** Aim **
Identify all lines in the listing that include the word "ΚΩΝΣΤΑΝΤΙΝΑ", and copy them out.

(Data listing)

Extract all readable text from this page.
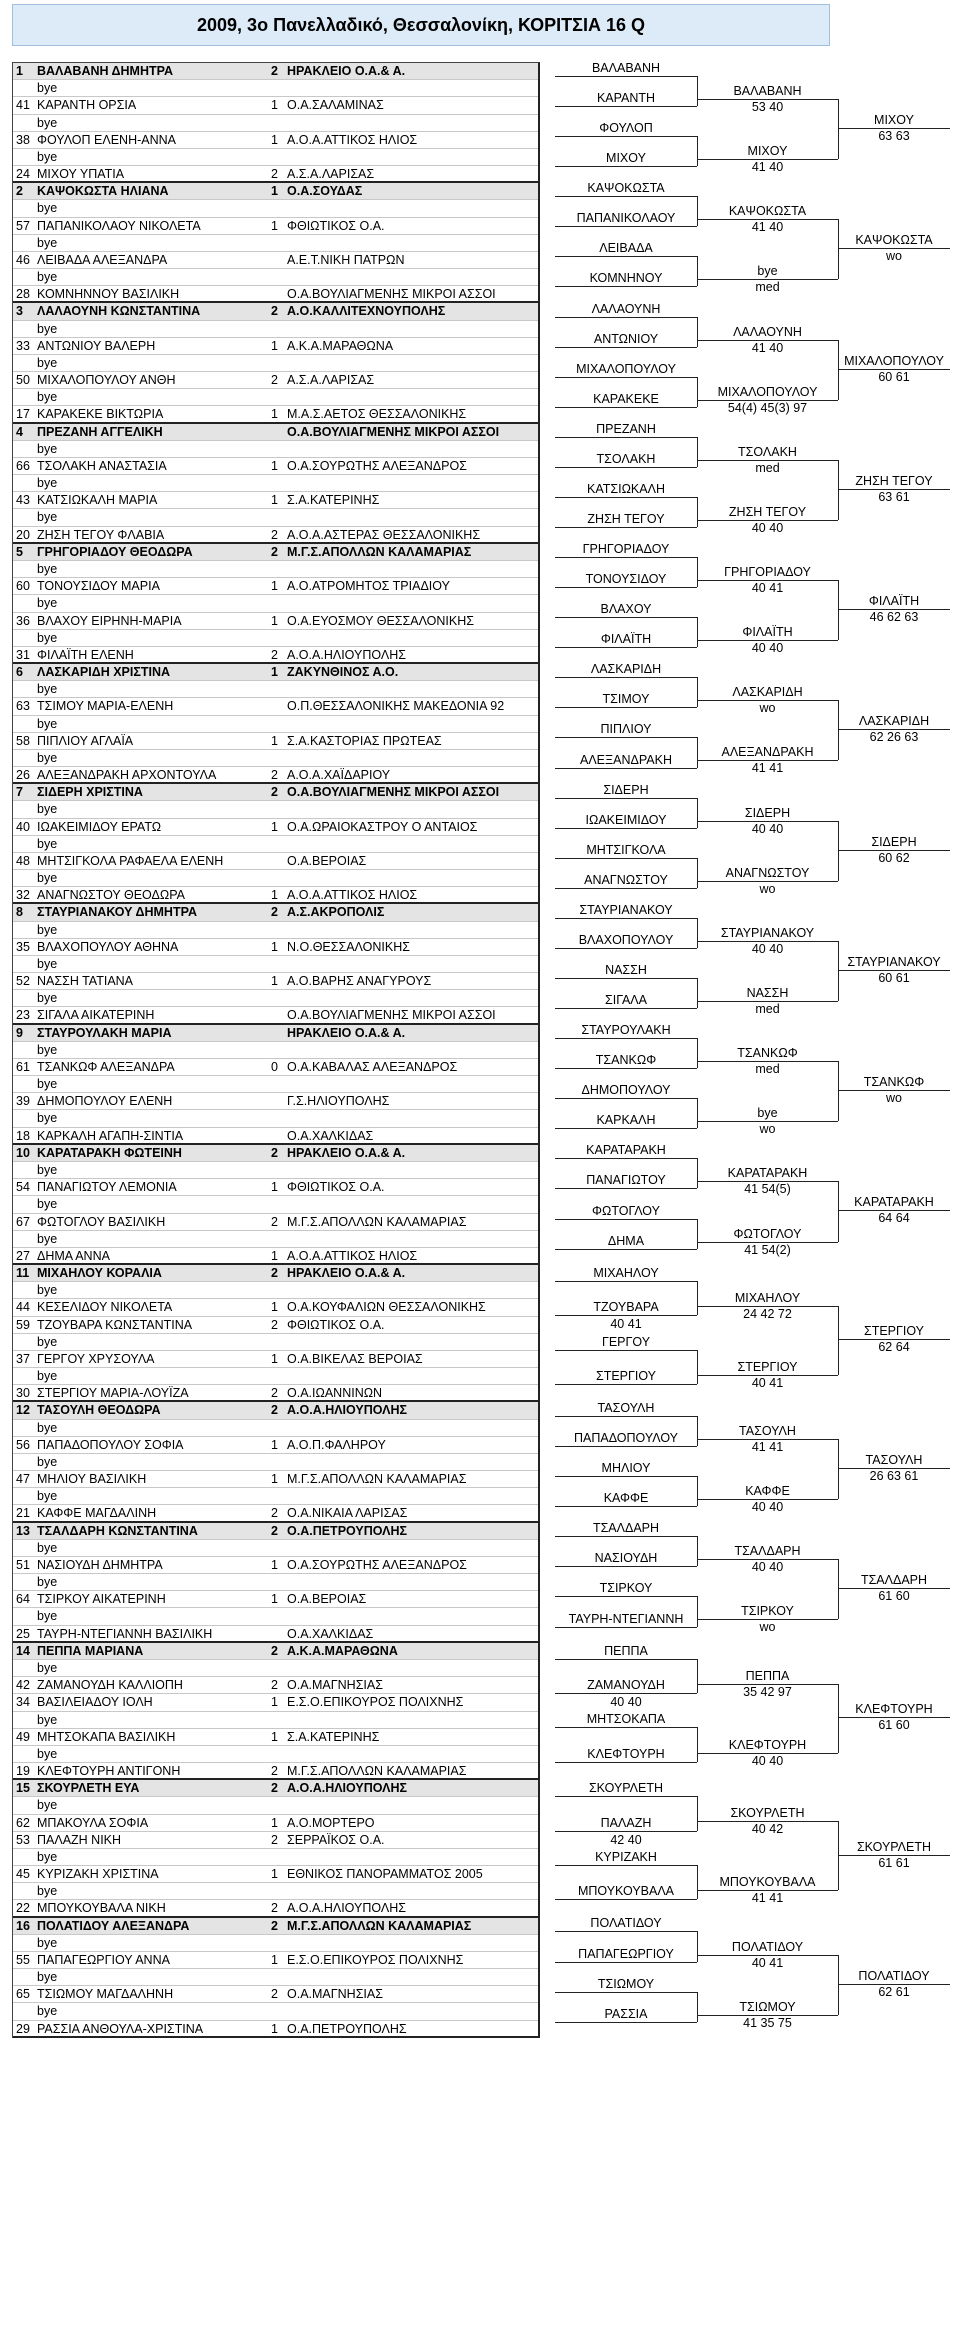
2009, 3ο Πανελλαδικό, Θεσσαλονίκη, ΚΟΡΙΤΣΙΑ 16 Q
1	ΒΑΛΑΒΑΝΗ ΔΗΜΗΤΡΑ	2 ΗΡΑΚΛΕΙΟ Ο.Α.& Α.
bye
41 ΚΑΡΑΝΤΗ ΟΡΣΙΑ	1 Ο.Α.ΣΑΛΑΜΙΝΑΣ
bye
38 ΦΟΥΛΟΠ ΕΛΕΝΗ-ΑΝΝΑ	1 Α.Ο.Α.ΑΤΤΙΚΟΣ ΗΛΙΟΣ
bye
24 ΜΙΧΟΥ ΥΠΑΤΙΑ	2 Α.Σ.Α.ΛΑΡΙΣΑΣ
2	ΚΑΨΟΚΩΣΤΑ ΗΛΙΑΝΑ	1 Ο.Α.ΣΟΥΔΑΣ
bye
57 ΠΑΠΑΝΙΚΟΛΑΟΥ ΝΙΚΟΛΕΤΑ	1 ΦΘΙΩΤΙΚΟΣ Ο.Α.
bye
46 ΛΕΙΒΑΔΑ ΑΛΕΞΑΝΔΡΑ	Α.Ε.Τ.ΝΙΚΗ ΠΑΤΡΩΝ
bye
28 ΚΟΜΝΗΝΝΟΥ ΒΑΣΙΛΙΚΗ	Ο.Α.ΒΟΥΛΙΑΓΜΕΝΗΣ ΜΙΚΡΟΙ ΑΣΣΟΙ
3	ΛΑΛΑΟΥΝΗ ΚΩΝΣΤΑΝΤΙΝΑ	2 Α.Ο.ΚΑΛΛΙΤΕΧΝΟΥΠΟΛΗΣ
bye
33 ΑΝΤΩΝΙΟΥ ΒΑΛΕΡΗ	1 Α.Κ.Α.ΜΑΡΑΘΩΝΑ
bye
50 ΜΙΧΑΛΟΠΟΥΛΟΥ ΑΝΘΗ	2 Α.Σ.Α.ΛΑΡΙΣΑΣ
bye
17 ΚΑΡΑΚΕΚΕ ΒΙΚΤΩΡΙΑ	1 Μ.Α.Σ.ΑΕΤΟΣ ΘΕΣΣΑΛΟΝΙΚΗΣ
4	ΠΡΕΖΑΝΗ ΑΓΓΕΛΙΚΗ	Ο.Α.ΒΟΥΛΙΑΓΜΕΝΗΣ ΜΙΚΡΟΙ ΑΣΣΟΙ
bye
66 ΤΣΟΛΑΚΗ ΑΝΑΣΤΑΣΙΑ	1 Ο.Α.ΣΟΥΡΩΤΗΣ ΑΛΕΞΑΝΔΡΟΣ
bye
43 ΚΑΤΣΙΩΚΑΛΗ ΜΑΡΙΑ	1 Σ.Α.ΚΑΤΕΡΙΝΗΣ
bye
20 ΖΗΣΗ ΤΕΓΟΥ ΦΛΑΒΙΑ	2 Α.Ο.Α.ΑΣΤΕΡΑΣ ΘΕΣΣΑΛΟΝΙΚΗΣ
5	ΓΡΗΓΟΡΙΑΔΟΥ ΘΕΟΔΩΡΑ	2 Μ.Γ.Σ.ΑΠΟΛΛΩΝ ΚΑΛΑΜΑΡΙΑΣ
bye
60 ΤΟΝΟΥΣΙΔΟΥ ΜΑΡΙΑ	1 Α.Ο.ΑΤΡΟΜΗΤΟΣ ΤΡΙΑΔΙΟΥ
bye
36 ΒΛΑΧΟΥ ΕΙΡΗΝΗ-ΜΑΡΙΑ	1 Ο.Α.ΕΥΟΣΜΟΥ ΘΕΣΣΑΛΟΝΙΚΗΣ
bye
31 ΦΙΛΑΪΤΗ ΕΛΕΝΗ	2 Α.Ο.Α.ΗΛΙΟΥΠΟΛΗΣ
6	ΛΑΣΚΑΡΙΔΗ ΧΡΙΣΤΙΝΑ	1 ΖΑΚΥΝΘΙΝΟΣ Α.Ο.
bye
63 ΤΣΙΜΟΥ ΜΑΡΙΑ-ΕΛΕΝΗ	Ο.Π.ΘΕΣΣΑΛΟΝΙΚΗΣ ΜΑΚΕΔΟΝΙΑ 92
bye
58 ΠΙΠΛΙΟΥ ΑΓΛΑΪΑ	1 Σ.Α.ΚΑΣΤΟΡΙΑΣ ΠΡΩΤΕΑΣ
bye
26 ΑΛΕΞΑΝΔΡΑΚΗ ΑΡΧΟΝΤΟΥΛΑ	2 Α.Ο.Α.ΧΑΪΔΑΡΙΟΥ
7	ΣΙΔΕΡΗ ΧΡΙΣΤΙΝΑ	2 Ο.Α.ΒΟΥΛΙΑΓΜΕΝΗΣ ΜΙΚΡΟΙ ΑΣΣΟΙ
bye
40 ΙΩΑΚΕΙΜΙΔΟΥ ΕΡΑΤΩ	1 Ο.Α.ΩΡΑΙΟΚΑΣΤΡΟΥ Ο ΑΝΤΑΙΟΣ
bye
48 ΜΗΤΣΙΓΚΟΛΑ ΡΑΦΑΕΛΑ ΕΛΕΝΗ	Ο.Α.ΒΕΡΟΙΑΣ
bye
32 ΑΝΑΓΝΩΣΤΟΥ ΘΕΟΔΩΡΑ	1 Α.Ο.Α.ΑΤΤΙΚΟΣ ΗΛΙΟΣ
8	ΣΤΑΥΡΙΑΝΑΚΟΥ ΔΗΜΗΤΡΑ	2 Α.Σ.ΑΚΡΟΠΟΛΙΣ
bye
35 ΒΛΑΧΟΠΟΥΛΟΥ ΑΘΗΝΑ	1 Ν.Ο.ΘΕΣΣΑΛΟΝΙΚΗΣ
bye
52 ΝΑΣΣΗ ΤΑΤΙΑΝΑ	1 Α.Ο.ΒΑΡΗΣ ΑΝΑΓΥΡΟΥΣ
bye
23 ΣΙΓΑΛΑ ΑΙΚΑΤΕΡΙΝΗ	Ο.Α.ΒΟΥΛΙΑΓΜΕΝΗΣ ΜΙΚΡΟΙ ΑΣΣΟΙ
9	ΣΤΑΥΡΟΥΛΑΚΗ ΜΑΡΙΑ	ΗΡΑΚΛΕΙΟ Ο.Α.& Α.
bye
61 ΤΣΑΝΚΩΦ ΑΛΕΞΑΝΔΡΑ	0 Ο.Α.ΚΑΒΑΛΑΣ ΑΛΕΞΑΝΔΡΟΣ
bye
39 ΔΗΜΟΠΟΥΛΟΥ ΕΛΕΝΗ	Γ.Σ.ΗΛΙΟΥΠΟΛΗΣ
bye
18 ΚΑΡΚΑΛΗ ΑΓΑΠΗ-ΣΙΝΤΙΑ	Ο.Α.ΧΑΛΚΙΔΑΣ
10 ΚΑΡΑΤΑΡΑΚΗ ΦΩΤΕΙΝΗ	2 ΗΡΑΚΛΕΙΟ Ο.Α.& Α.
bye
54 ΠΑΝΑΓΙΩΤΟΥ ΛΕΜΟΝΙΑ	1 ΦΘΙΩΤΙΚΟΣ Ο.Α.
bye
67 ΦΩΤΟΓΛΟΥ ΒΑΣΙΛΙΚΗ	2 Μ.Γ.Σ.ΑΠΟΛΛΩΝ ΚΑΛΑΜΑΡΙΑΣ
bye
27 ΔΗΜΑ ΑΝΝΑ	1 Α.Ο.Α.ΑΤΤΙΚΟΣ ΗΛΙΟΣ
11 ΜΙΧΑΗΛΟΥ ΚΟΡΑΛΙΑ	2 ΗΡΑΚΛΕΙΟ Ο.Α.& Α.
bye
44 ΚΕΣΕΛΙΔΟΥ ΝΙΚΟΛΕΤΑ	1 Ο.Α.ΚΟΥΦΑΛΙΩΝ ΘΕΣΣΑΛΟΝΙΚΗΣ
59 ΤΖΟΥΒΑΡΑ ΚΩΝΣΤΑΝΤΙΝΑ	2 ΦΘΙΩΤΙΚΟΣ Ο.Α.
bye
37 ΓΕΡΓΟΥ ΧΡΥΣΟΥΛΑ	1 Ο.Α.ΒΙΚΕΛΑΣ ΒΕΡΟΙΑΣ
bye
30 ΣΤΕΡΓΙΟΥ ΜΑΡΙΑ-ΛΟΥΪΖΑ	2 Ο.Α.ΙΩΑΝΝΙΝΩΝ
12 ΤΑΣΟΥΛΗ ΘΕΟΔΩΡΑ	2 Α.Ο.Α.ΗΛΙΟΥΠΟΛΗΣ
bye
56 ΠΑΠΑΔΟΠΟΥΛΟΥ ΣΟΦΙΑ	1 Α.Ο.Π.ΦΑΛΗΡΟΥ
bye
47 ΜΗΛΙΟΥ ΒΑΣΙΛΙΚΗ	1 Μ.Γ.Σ.ΑΠΟΛΛΩΝ ΚΑΛΑΜΑΡΙΑΣ
bye
21 ΚΑΦΦΕ ΜΑΓΔΑΛΙΝΗ	2 Ο.Α.ΝΙΚΑΙΑ ΛΑΡΙΣΑΣ
13 ΤΣΑΛΔΑΡΗ ΚΩΝΣΤΑΝΤΙΝΑ	2 Ο.Α.ΠΕΤΡΟΥΠΟΛΗΣ
bye
51 ΝΑΣΙΟΥΔΗ ΔΗΜΗΤΡΑ	1 Ο.Α.ΣΟΥΡΩΤΗΣ ΑΛΕΞΑΝΔΡΟΣ
bye
64 ΤΣΙΡΚΟΥ ΑΙΚΑΤΕΡΙΝΗ	1 Ο.Α.ΒΕΡΟΙΑΣ
bye
25 ΤΑΥΡΗ-ΝΤΕΓΙΑΝΝΗ ΒΑΣΙΛΙΚΗ	Ο.Α.ΧΑΛΚΙΔΑΣ
14 ΠΕΠΠΑ ΜΑΡΙΑΝΑ	2 Α.Κ.Α.ΜΑΡΑΘΩΝΑ
bye
42 ΖΑΜΑΝΟΥΔΗ ΚΑΛΛΙΟΠΗ	2 Ο.Α.ΜΑΓΝΗΣΙΑΣ
34 ΒΑΣΙΛΕΙΑΔΟΥ ΙΟΛΗ	1 Ε.Σ.Ο.ΕΠΙΚΟΥΡΟΣ ΠΟΛΙΧΝΗΣ
bye
49 ΜΗΤΣΟΚΑΠΑ ΒΑΣΙΛΙΚΗ	1 Σ.Α.ΚΑΤΕΡΙΝΗΣ
bye
19 ΚΛΕΦΤΟΥΡΗ ΑΝΤΙΓΟΝΗ	2 Μ.Γ.Σ.ΑΠΟΛΛΩΝ ΚΑΛΑΜΑΡΙΑΣ
15 ΣΚΟΥΡΛΕΤΗ ΕΥΑ	2 Α.Ο.Α.ΗΛΙΟΥΠΟΛΗΣ
bye
62 ΜΠΑΚΟΥΛΑ ΣΟΦΙΑ	1 Α.Ο.ΜΟΡΤΕΡΟ
53 ΠΑΛΑΖΗ ΝΙΚΗ	2 ΣΕΡΡΑΪΚΟΣ Ο.Α.
bye
45 ΚΥΡΙΖΑΚΗ ΧΡΙΣΤΙΝΑ	1 ΕΘΝΙΚΟΣ ΠΑΝΟΡΑΜΜΑΤΟΣ 2005
bye
22 ΜΠΟΥΚΟΥΒΑΛΑ ΝΙΚΗ	2 Α.Ο.Α.ΗΛΙΟΥΠΟΛΗΣ
16 ΠΟΛΑΤΙΔΟΥ ΑΛΕΞΑΝΔΡΑ	2 Μ.Γ.Σ.ΑΠΟΛΛΩΝ ΚΑΛΑΜΑΡΙΑΣ
bye
55 ΠΑΠΑΓΕΩΡΓΙΟΥ ΑΝΝΑ	1 Ε.Σ.Ο.ΕΠΙΚΟΥΡΟΣ ΠΟΛΙΧΝΗΣ
bye
65 ΤΣΙΩΜΟΥ ΜΑΓΔΑΛΗΝΗ	2 Ο.Α.ΜΑΓΝΗΣΙΑΣ
bye
29 ΡΑΣΣΙΑ ΑΝΘΟΥΛΑ-ΧΡΙΣΤΙΝΑ	1 Ο.Α.ΠΕΤΡΟΥΠΟΛΗΣ
ΒΑΛΑΒΑΝΗ
ΚΑΡΑΝΤΗ
ΦΟΥΛΟΠ
ΜΙΧΟΥ
ΒΑΛΑΒΑΝΗ
53 40
ΜΙΧΟΥ
41 40
ΜΙΧΟΥ
63 63
ΚΑΨΟΚΩΣΤΑ
ΠΑΠΑΝΙΚΟΛΑΟΥ
ΛΕΙΒΑΔΑ
ΚΟΜΝΗΝΟΥ
ΚΑΨΟΚΩΣΤΑ
41 40
bye
med
ΚΑΨΟΚΩΣΤΑ
wo
ΛΑΛΑΟΥΝΗ
ΑΝΤΩΝΙΟΥ
ΜΙΧΑΛΟΠΟΥΛΟΥ
ΚΑΡΑΚΕΚΕ
ΛΑΛΑΟΥΝΗ
41 40
ΜΙΧΑΛΟΠΟΥΛΟΥ
54(4) 45(3) 97
ΜΙΧΑΛΟΠΟΥΛΟΥ
60 61
ΠΡΕΖΑΝΗ
ΤΣΟΛΑΚΗ
ΚΑΤΣΙΩΚΑΛΗ
ΖΗΣΗ ΤΕΓΟΥ
ΤΣΟΛΑΚΗ
med
ΖΗΣΗ ΤΕΓΟΥ
40 40
ΖΗΣΗ ΤΕΓΟΥ
63 61
ΓΡΗΓΟΡΙΑΔΟΥ
ΤΟΝΟΥΣΙΔΟΥ
ΒΛΑΧΟΥ
ΦΙΛΑΪΤΗ
ΓΡΗΓΟΡΙΑΔΟΥ
40 41
ΦΙΛΑΪΤΗ
40 40
ΦΙΛΑΪΤΗ
46 62 63
ΛΑΣΚΑΡΙΔΗ
ΤΣΙΜΟΥ
ΠΙΠΛΙΟΥ
ΑΛΕΞΑΝΔΡΑΚΗ
ΛΑΣΚΑΡΙΔΗ
wo
ΑΛΕΞΑΝΔΡΑΚΗ
41 41
ΛΑΣΚΑΡΙΔΗ
62 26 63
ΣΙΔΕΡΗ
ΙΩΑΚΕΙΜΙΔΟΥ
ΜΗΤΣΙΓΚΟΛΑ
ΑΝΑΓΝΩΣΤΟΥ
ΣΙΔΕΡΗ
40 40
ΑΝΑΓΝΩΣΤΟΥ
wo
ΣΙΔΕΡΗ
60 62
ΣΤΑΥΡΙΑΝΑΚΟΥ
ΒΛΑΧΟΠΟΥΛΟΥ
ΝΑΣΣΗ
ΣΙΓΑΛΑ
ΣΤΑΥΡΙΑΝΑΚΟΥ
40 40
ΝΑΣΣΗ
med
ΣΤΑΥΡΙΑΝΑΚΟΥ
60 61
ΣΤΑΥΡΟΥΛΑΚΗ
ΤΣΑΝΚΩΦ
ΔΗΜΟΠΟΥΛΟΥ
ΚΑΡΚΑΛΗ
ΤΣΑΝΚΩΦ
med
bye
wo
ΤΣΑΝΚΩΦ
wo
ΚΑΡΑΤΑΡΑΚΗ
ΠΑΝΑΓΙΩΤΟΥ
ΦΩΤΟΓΛΟΥ
ΔΗΜΑ
ΚΑΡΑΤΑΡΑΚΗ
41 54(5)
ΦΩΤΟΓΛΟΥ
41 54(2)
ΚΑΡΑΤΑΡΑΚΗ
64 64
ΜΙΧΑΗΛΟΥ
ΤΖΟΥΒΑΡΑ
ΓΕΡΓΟΥ
ΣΤΕΡΓΙΟΥ
40 41
ΜΙΧΑΗΛΟΥ
24 42 72
ΣΤΕΡΓΙΟΥ
40 41
ΣΤΕΡΓΙΟΥ
62 64
ΤΑΣΟΥΛΗ
ΠΑΠΑΔΟΠΟΥΛΟΥ
ΜΗΛΙΟΥ
ΚΑΦΦΕ
ΤΑΣΟΥΛΗ
41 41
ΚΑΦΦΕ
40 40
ΤΑΣΟΥΛΗ
26 63 61
ΤΣΑΛΔΑΡΗ
ΝΑΣΙΟΥΔΗ
ΤΣΙΡΚΟΥ
ΤΑΥΡΗ-ΝΤΕΓΙΑΝΝΗ
ΤΣΑΛΔΑΡΗ
40 40
ΤΣΙΡΚΟΥ
wo
ΤΣΑΛΔΑΡΗ
61 60
ΠΕΠΠΑ
ΖΑΜΑΝΟΥΔΗ
ΜΗΤΣΟΚΑΠΑ
ΚΛΕΦΤΟΥΡΗ
40 40
ΠΕΠΠΑ
35 42 97
ΚΛΕΦΤΟΥΡΗ
40 40
ΚΛΕΦΤΟΥΡΗ
61 60
ΣΚΟΥΡΛΕΤΗ
ΠΑΛΑΖΗ
ΚΥΡΙΖΑΚΗ
ΜΠΟΥΚΟΥΒΑΛΑ
42 40
ΣΚΟΥΡΛΕΤΗ
40 42
ΜΠΟΥΚΟΥΒΑΛΑ
41 41
ΣΚΟΥΡΛΕΤΗ
61 61
ΠΟΛΑΤΙΔΟΥ
ΠΑΠΑΓΕΩΡΓΙΟΥ
ΤΣΙΩΜΟΥ
ΡΑΣΣΙΑ
ΠΟΛΑΤΙΔΟΥ
40 41
ΤΣΙΩΜΟΥ
41 35 75
ΠΟΛΑΤΙΔΟΥ
62 61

** Reply **
3	ΛΑΛΑΟΥΝΗ ΚΩΝΣΤΑΝΤΙΝΑ	2 Α.Ο.ΚΑΛΛΙΤΕΧΝΟΥΠΟΛΗΣ
59 ΤΖΟΥΒΑΡΑ ΚΩΝΣΤΑΝΤΙΝΑ	2 ΦΘΙΩΤΙΚΟΣ Ο.Α.
13 ΤΣΑΛΔΑΡΗ ΚΩΝΣΤΑΝΤΙΝΑ	2 Ο.Α.ΠΕΤΡΟΥΠΟΛΗΣ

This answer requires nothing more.